# [WORK INSTRUCTIONS]
For the records below, give the count of lines holding the word "glyph" and nothing more.

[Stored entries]

^^^^

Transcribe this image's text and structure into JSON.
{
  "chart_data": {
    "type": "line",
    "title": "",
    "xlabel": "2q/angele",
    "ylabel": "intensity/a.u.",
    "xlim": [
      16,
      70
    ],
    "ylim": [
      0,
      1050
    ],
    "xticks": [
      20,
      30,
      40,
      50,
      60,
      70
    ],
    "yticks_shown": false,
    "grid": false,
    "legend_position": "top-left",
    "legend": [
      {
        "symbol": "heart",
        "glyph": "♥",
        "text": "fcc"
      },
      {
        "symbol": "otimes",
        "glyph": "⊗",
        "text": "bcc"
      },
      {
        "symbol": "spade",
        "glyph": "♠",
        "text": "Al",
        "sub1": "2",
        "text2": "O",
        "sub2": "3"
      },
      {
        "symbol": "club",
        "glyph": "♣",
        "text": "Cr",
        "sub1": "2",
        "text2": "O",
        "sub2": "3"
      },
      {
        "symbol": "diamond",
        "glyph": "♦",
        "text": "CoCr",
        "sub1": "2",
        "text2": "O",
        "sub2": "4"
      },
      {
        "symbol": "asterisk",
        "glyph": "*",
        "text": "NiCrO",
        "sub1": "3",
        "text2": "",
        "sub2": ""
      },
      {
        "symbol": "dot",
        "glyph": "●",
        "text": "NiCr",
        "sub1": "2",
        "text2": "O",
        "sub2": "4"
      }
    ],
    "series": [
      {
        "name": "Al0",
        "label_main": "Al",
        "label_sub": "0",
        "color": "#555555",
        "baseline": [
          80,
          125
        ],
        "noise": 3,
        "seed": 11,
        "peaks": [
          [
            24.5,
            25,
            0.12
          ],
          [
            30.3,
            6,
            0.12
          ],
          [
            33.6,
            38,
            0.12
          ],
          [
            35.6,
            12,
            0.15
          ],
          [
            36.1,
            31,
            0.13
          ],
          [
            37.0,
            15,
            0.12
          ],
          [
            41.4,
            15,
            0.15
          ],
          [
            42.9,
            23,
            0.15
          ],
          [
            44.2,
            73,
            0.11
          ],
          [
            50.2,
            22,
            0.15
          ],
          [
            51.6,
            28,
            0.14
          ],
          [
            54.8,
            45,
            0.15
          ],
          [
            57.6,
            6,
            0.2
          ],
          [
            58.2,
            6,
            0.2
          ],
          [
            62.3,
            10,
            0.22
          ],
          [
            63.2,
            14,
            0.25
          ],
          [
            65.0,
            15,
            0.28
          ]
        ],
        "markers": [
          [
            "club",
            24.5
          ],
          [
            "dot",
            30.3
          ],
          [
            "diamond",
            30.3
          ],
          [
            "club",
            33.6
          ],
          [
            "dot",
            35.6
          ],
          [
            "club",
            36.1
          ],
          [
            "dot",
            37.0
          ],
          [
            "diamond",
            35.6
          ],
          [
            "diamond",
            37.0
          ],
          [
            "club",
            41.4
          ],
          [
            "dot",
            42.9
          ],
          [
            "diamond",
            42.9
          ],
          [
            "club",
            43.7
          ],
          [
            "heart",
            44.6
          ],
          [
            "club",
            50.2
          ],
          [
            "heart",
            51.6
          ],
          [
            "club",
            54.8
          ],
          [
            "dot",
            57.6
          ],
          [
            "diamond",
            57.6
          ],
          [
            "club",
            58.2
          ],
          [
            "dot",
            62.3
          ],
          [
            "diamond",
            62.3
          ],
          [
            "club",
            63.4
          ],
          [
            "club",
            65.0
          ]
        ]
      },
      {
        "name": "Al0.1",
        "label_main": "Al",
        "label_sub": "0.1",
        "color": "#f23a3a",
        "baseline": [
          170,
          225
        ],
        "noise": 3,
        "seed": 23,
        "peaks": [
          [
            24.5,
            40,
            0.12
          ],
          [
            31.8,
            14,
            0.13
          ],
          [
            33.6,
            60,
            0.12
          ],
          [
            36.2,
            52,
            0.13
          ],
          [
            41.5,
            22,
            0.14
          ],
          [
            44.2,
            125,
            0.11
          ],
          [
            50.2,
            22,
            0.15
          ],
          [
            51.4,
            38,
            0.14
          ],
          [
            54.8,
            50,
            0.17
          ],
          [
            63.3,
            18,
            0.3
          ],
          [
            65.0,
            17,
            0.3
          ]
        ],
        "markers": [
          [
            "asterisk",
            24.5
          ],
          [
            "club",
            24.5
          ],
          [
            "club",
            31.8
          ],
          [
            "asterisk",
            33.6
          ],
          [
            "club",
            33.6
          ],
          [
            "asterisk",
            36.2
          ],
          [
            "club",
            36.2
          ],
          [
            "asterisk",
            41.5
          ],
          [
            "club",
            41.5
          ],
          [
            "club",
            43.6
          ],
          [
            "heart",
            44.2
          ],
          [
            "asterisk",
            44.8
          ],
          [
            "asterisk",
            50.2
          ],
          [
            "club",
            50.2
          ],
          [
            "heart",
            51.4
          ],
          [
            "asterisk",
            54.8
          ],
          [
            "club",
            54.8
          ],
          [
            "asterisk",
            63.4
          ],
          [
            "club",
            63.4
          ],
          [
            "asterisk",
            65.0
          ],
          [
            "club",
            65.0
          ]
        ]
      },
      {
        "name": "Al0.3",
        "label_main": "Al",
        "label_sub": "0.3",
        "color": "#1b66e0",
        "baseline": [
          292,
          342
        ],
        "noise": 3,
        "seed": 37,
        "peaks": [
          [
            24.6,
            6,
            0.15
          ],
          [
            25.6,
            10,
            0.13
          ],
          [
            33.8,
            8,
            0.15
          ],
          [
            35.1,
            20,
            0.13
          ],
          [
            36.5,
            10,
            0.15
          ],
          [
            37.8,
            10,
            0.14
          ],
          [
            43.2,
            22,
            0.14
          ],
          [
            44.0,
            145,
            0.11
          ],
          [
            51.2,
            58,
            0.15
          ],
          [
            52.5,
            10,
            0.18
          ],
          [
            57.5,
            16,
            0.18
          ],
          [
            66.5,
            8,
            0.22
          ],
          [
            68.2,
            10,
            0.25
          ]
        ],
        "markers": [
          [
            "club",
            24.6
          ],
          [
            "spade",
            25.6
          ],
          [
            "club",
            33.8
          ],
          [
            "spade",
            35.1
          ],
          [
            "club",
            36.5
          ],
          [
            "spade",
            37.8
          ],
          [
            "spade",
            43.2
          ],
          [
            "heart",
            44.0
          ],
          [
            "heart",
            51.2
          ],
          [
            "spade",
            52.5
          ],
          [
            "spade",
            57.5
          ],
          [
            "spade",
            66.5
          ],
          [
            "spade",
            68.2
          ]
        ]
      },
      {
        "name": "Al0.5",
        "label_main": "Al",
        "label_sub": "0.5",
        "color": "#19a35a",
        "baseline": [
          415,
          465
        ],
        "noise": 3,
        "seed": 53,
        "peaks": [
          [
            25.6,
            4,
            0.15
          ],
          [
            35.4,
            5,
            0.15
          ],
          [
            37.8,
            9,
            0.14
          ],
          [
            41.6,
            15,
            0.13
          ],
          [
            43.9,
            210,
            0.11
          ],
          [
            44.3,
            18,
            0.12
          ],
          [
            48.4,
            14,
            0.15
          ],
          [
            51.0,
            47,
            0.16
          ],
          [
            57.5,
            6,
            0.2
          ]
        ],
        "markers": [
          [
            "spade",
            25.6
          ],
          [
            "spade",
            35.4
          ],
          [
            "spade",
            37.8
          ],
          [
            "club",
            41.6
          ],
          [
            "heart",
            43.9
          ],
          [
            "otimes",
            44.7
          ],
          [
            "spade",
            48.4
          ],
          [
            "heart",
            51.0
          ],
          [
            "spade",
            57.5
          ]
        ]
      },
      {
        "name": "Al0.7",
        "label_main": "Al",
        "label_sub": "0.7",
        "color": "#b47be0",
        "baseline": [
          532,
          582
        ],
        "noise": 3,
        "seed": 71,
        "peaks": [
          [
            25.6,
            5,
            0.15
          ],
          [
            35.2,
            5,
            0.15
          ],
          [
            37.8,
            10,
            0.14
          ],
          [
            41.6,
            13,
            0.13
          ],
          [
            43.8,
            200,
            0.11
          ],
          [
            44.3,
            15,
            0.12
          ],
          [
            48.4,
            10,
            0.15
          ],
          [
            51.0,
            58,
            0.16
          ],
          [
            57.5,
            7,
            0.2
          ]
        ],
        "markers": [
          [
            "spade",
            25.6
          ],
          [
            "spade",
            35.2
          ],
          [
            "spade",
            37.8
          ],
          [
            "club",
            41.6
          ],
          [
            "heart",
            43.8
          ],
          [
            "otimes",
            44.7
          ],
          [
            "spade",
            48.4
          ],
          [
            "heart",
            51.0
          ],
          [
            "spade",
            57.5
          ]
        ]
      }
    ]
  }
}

^^^^

# [SOLUTION TO THE EXERCISE]
7